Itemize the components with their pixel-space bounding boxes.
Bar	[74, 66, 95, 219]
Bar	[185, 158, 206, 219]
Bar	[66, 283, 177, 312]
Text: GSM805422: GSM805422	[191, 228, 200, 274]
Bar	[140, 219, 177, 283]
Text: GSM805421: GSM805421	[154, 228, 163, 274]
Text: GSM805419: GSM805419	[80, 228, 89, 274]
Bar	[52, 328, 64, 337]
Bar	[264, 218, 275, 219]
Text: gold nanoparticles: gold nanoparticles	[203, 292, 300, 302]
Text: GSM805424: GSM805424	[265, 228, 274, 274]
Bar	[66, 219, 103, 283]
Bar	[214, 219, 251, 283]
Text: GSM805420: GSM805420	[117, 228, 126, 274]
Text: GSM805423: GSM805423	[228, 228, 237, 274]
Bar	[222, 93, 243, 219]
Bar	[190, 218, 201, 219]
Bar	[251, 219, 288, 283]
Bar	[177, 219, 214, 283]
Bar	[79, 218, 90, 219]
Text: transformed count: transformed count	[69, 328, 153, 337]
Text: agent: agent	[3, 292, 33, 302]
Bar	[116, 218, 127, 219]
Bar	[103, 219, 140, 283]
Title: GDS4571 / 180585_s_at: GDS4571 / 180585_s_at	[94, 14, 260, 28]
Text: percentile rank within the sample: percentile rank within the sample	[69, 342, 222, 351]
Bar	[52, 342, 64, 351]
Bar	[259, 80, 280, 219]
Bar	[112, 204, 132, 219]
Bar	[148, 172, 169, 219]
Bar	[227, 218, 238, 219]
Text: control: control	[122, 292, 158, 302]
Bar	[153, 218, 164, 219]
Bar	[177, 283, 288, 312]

• • • • • • •

- Goal
Change every "transformed count" in the data to "raw count" and leave everything else the same.

- Written response
Itemize the components with their pixel-space bounding boxes.
Bar	[74, 66, 95, 219]
Bar	[185, 158, 206, 219]
Bar	[66, 283, 177, 312]
Text: GSM805422: GSM805422	[191, 228, 200, 274]
Bar	[140, 219, 177, 283]
Text: GSM805421: GSM805421	[154, 228, 163, 274]
Text: GSM805419: GSM805419	[80, 228, 89, 274]
Bar	[52, 328, 64, 337]
Bar	[264, 218, 275, 219]
Text: gold nanoparticles: gold nanoparticles	[203, 292, 300, 302]
Text: GSM805424: GSM805424	[265, 228, 274, 274]
Bar	[66, 219, 103, 283]
Bar	[214, 219, 251, 283]
Text: GSM805420: GSM805420	[117, 228, 126, 274]
Text: GSM805423: GSM805423	[228, 228, 237, 274]
Bar	[222, 93, 243, 219]
Bar	[190, 218, 201, 219]
Bar	[251, 219, 288, 283]
Bar	[177, 219, 214, 283]
Bar	[79, 218, 90, 219]
Text: raw count: raw count	[69, 328, 153, 337]
Text: agent: agent	[3, 292, 33, 302]
Bar	[116, 218, 127, 219]
Bar	[103, 219, 140, 283]
Title: GDS4571 / 180585_s_at: GDS4571 / 180585_s_at	[94, 14, 260, 28]
Text: percentile rank within the sample: percentile rank within the sample	[69, 342, 222, 351]
Bar	[52, 342, 64, 351]
Bar	[259, 80, 280, 219]
Bar	[112, 204, 132, 219]
Bar	[148, 172, 169, 219]
Bar	[227, 218, 238, 219]
Text: control: control	[122, 292, 158, 302]
Bar	[153, 218, 164, 219]
Bar	[177, 283, 288, 312]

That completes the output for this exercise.